> [WHAT YOU SHOULD DO] Output the records. Match them exactly.

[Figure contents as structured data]
--- begin ---
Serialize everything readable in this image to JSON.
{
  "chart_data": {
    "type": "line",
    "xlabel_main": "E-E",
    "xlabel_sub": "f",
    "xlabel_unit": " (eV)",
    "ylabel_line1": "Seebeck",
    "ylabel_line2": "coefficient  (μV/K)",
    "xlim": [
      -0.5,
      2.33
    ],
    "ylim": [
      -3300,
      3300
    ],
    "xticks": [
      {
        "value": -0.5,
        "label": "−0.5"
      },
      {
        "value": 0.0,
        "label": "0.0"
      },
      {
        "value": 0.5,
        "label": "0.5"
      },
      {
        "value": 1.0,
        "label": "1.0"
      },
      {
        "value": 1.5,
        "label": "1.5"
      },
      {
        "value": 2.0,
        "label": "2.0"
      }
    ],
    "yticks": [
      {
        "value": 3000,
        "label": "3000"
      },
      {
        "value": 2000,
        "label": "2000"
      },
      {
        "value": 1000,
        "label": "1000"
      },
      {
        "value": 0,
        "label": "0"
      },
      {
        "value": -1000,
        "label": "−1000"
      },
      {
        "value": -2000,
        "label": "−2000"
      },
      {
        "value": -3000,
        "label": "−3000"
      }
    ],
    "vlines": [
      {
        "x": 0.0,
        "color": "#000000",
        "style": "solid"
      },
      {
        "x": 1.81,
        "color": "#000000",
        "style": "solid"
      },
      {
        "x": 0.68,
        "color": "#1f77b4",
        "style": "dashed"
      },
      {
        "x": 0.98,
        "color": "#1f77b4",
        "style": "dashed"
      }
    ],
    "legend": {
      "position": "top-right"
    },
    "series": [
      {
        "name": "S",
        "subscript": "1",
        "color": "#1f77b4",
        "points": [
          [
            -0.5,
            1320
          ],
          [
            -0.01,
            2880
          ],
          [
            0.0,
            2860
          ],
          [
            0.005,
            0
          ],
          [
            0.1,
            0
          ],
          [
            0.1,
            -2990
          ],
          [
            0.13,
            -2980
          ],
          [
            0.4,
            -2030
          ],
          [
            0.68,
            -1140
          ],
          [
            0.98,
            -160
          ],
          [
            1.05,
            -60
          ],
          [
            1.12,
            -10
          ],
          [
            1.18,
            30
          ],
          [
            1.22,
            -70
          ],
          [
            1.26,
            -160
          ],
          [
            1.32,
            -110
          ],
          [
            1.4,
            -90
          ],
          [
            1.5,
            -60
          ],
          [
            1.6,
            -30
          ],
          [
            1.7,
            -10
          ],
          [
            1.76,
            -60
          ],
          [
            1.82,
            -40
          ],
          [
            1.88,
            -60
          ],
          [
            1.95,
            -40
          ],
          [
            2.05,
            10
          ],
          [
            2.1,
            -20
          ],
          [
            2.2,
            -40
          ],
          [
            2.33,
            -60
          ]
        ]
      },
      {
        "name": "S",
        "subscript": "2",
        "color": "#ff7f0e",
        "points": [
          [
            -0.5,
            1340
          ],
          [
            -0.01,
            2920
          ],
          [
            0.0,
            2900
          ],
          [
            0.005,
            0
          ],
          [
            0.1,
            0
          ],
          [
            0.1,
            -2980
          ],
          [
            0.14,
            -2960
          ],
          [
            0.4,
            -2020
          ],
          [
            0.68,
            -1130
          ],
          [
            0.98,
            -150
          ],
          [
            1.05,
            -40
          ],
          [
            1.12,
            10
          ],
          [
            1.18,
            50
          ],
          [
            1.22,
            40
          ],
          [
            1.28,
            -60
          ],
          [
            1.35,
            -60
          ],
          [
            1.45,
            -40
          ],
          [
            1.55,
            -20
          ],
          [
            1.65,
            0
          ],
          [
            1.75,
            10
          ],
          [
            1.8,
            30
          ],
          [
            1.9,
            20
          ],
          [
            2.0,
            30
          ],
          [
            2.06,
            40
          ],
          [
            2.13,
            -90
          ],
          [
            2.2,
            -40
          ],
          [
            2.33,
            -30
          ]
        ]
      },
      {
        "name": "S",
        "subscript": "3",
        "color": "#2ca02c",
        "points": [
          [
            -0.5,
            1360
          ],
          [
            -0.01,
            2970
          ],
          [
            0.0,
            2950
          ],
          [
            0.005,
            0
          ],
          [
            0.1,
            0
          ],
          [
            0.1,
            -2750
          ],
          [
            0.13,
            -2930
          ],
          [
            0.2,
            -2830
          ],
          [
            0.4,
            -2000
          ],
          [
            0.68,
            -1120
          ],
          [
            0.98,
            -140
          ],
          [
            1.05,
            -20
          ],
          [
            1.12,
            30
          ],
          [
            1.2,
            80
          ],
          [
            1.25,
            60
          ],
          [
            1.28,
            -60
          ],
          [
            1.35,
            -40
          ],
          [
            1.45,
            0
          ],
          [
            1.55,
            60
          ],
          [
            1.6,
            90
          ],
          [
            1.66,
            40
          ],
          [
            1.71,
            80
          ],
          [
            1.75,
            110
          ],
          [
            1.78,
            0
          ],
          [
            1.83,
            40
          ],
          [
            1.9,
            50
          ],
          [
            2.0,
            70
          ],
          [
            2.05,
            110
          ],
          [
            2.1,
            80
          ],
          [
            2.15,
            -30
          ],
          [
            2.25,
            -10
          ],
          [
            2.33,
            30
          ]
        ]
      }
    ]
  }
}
--- end ---
> [RESPONSE BELOW]
Serialize everything readable in this image to JSON.
{
  "chart_data": {
    "type": "line",
    "xlabel_main": "E-E",
    "xlabel_sub": "f",
    "xlabel_unit": " (eV)",
    "ylabel_line1": "Seebeck",
    "ylabel_line2": "coefficient  (μV/K)",
    "xlim": [
      -0.5,
      2.33
    ],
    "ylim": [
      -3300,
      3300
    ],
    "xticks": [
      {
        "value": -0.5,
        "label": "−0.5"
      },
      {
        "value": 0.0,
        "label": "0.0"
      },
      {
        "value": 0.5,
        "label": "0.5"
      },
      {
        "value": 1.0,
        "label": "1.0"
      },
      {
        "value": 1.5,
        "label": "1.5"
      },
      {
        "value": 2.0,
        "label": "2.0"
      }
    ],
    "yticks": [
      {
        "value": 3000,
        "label": "3000"
      },
      {
        "value": 2000,
        "label": "2000"
      },
      {
        "value": 1000,
        "label": "1000"
      },
      {
        "value": 0,
        "label": "0"
      },
      {
        "value": -1000,
        "label": "−1000"
      },
      {
        "value": -2000,
        "label": "−2000"
      },
      {
        "value": -3000,
        "label": "−3000"
      }
    ],
    "vlines": [
      {
        "x": 0.0,
        "color": "#000000",
        "style": "solid"
      },
      {
        "x": 1.81,
        "color": "#000000",
        "style": "solid"
      },
      {
        "x": 0.68,
        "color": "#1f77b4",
        "style": "dashed"
      },
      {
        "x": 0.98,
        "color": "#1f77b4",
        "style": "dashed"
      }
    ],
    "legend": {
      "position": "top-right"
    },
    "series": [
      {
        "name": "S",
        "subscript": "1",
        "color": "#1f77b4",
        "points": [
          [
            -0.5,
            1320
          ],
          [
            -0.01,
            2880
          ],
          [
            0.0,
            2860
          ],
          [
            0.005,
            0
          ],
          [
            0.1,
            0
          ],
          [
            0.1,
            -2990
          ],
          [
            0.13,
            -2980
          ],
          [
            0.4,
            -2030
          ],
          [
            0.68,
            -1140
          ],
          [
            0.98,
            -160
          ],
          [
            1.05,
            -60
          ],
          [
            1.12,
            -10
          ],
          [
            1.18,
            30
          ],
          [
            1.22,
            -70
          ],
          [
            1.26,
            -160
          ],
          [
            1.32,
            -110
          ],
          [
            1.4,
            -90
          ],
          [
            1.5,
            -60
          ],
          [
            1.6,
            -30
          ],
          [
            1.7,
            -10
          ],
          [
            1.76,
            -60
          ],
          [
            1.82,
            -40
          ],
          [
            1.88,
            -60
          ],
          [
            1.95,
            -40
          ],
          [
            2.05,
            10
          ],
          [
            2.1,
            -20
          ],
          [
            2.2,
            -40
          ],
          [
            2.33,
            -60
          ]
        ]
      },
      {
        "name": "S",
        "subscript": "2",
        "color": "#ff7f0e",
        "points": [
          [
            -0.5,
            1340
          ],
          [
            -0.01,
            2920
          ],
          [
            0.0,
            2900
          ],
          [
            0.005,
            0
          ],
          [
            0.1,
            0
          ],
          [
            0.1,
            -2980
          ],
          [
            0.14,
            -2960
          ],
          [
            0.4,
            -2020
          ],
          [
            0.68,
            -1130
          ],
          [
            0.98,
            -150
          ],
          [
            1.05,
            -40
          ],
          [
            1.12,
            10
          ],
          [
            1.18,
            50
          ],
          [
            1.22,
            40
          ],
          [
            1.28,
            -60
          ],
          [
            1.35,
            -60
          ],
          [
            1.45,
            -40
          ],
          [
            1.55,
            -20
          ],
          [
            1.65,
            0
          ],
          [
            1.75,
            10
          ],
          [
            1.8,
            30
          ],
          [
            1.9,
            20
          ],
          [
            2.0,
            30
          ],
          [
            2.06,
            40
          ],
          [
            2.13,
            -90
          ],
          [
            2.2,
            -40
          ],
          [
            2.33,
            -30
          ]
        ]
      },
      {
        "name": "S",
        "subscript": "3",
        "color": "#2ca02c",
        "points": [
          [
            -0.5,
            1360
          ],
          [
            -0.01,
            2970
          ],
          [
            0.0,
            2950
          ],
          [
            0.005,
            0
          ],
          [
            0.1,
            0
          ],
          [
            0.1,
            -2750
          ],
          [
            0.13,
            -2930
          ],
          [
            0.2,
            -2830
          ],
          [
            0.4,
            -2000
          ],
          [
            0.68,
            -1120
          ],
          [
            0.98,
            -140
          ],
          [
            1.05,
            -20
          ],
          [
            1.12,
            30
          ],
          [
            1.2,
            80
          ],
          [
            1.25,
            60
          ],
          [
            1.28,
            -60
          ],
          [
            1.35,
            -40
          ],
          [
            1.45,
            0
          ],
          [
            1.55,
            60
          ],
          [
            1.6,
            90
          ],
          [
            1.66,
            40
          ],
          [
            1.71,
            80
          ],
          [
            1.75,
            110
          ],
          [
            1.78,
            0
          ],
          [
            1.83,
            40
          ],
          [
            1.9,
            50
          ],
          [
            2.0,
            70
          ],
          [
            2.05,
            110
          ],
          [
            2.1,
            80
          ],
          [
            2.15,
            -30
          ],
          [
            2.25,
            -10
          ],
          [
            2.33,
            30
          ]
        ]
      }
    ]
  }
}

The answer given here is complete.